Exercise details: List all the lines in these records that hold "icon".

*-*-*

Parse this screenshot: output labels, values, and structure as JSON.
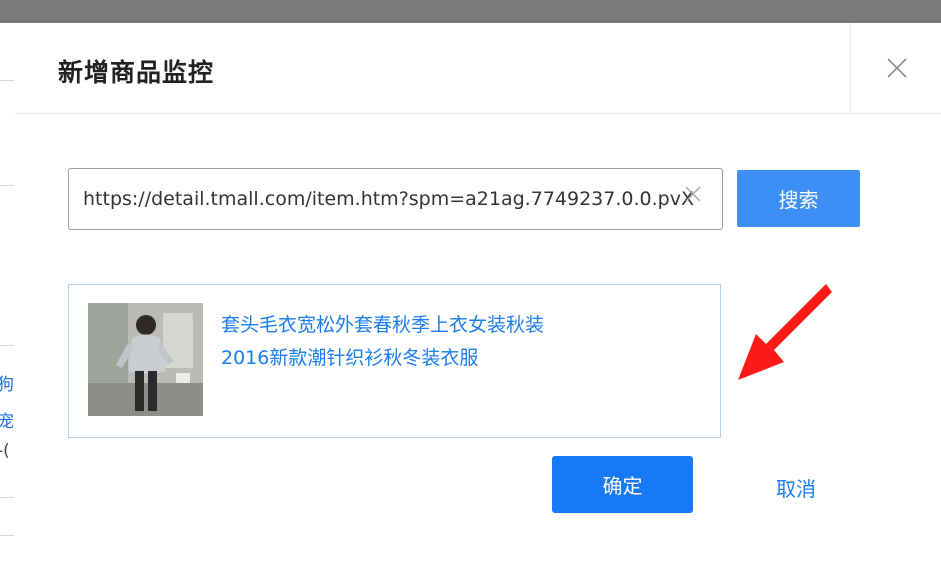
{
  "background": {
    "fragments": [
      "狗",
      "宠",
      "-("
    ]
  },
  "dialog": {
    "title": "新增商品监控",
    "close_icon": "close-icon"
  },
  "search": {
    "value": "https://detail.tmall.com/item.htm?spm=a21ag.7749237.0.0.pvX",
    "clear_icon": "clear-icon",
    "button_label": "搜索"
  },
  "result": {
    "title_line1": "套头毛衣宽松外套春秋季上衣女装秋装",
    "title_line2": "2016新款潮针织衫秋冬装衣服"
  },
  "footer": {
    "confirm_label": "确定",
    "cancel_label": "取消"
  },
  "colors": {
    "primary": "#1679f5",
    "link": "#1a7ef0",
    "annotation": "#ff1a1a"
  }
}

*-*-*

Problem solution:
    "close_icon": "close-icon"
    "clear_icon": "clear-icon",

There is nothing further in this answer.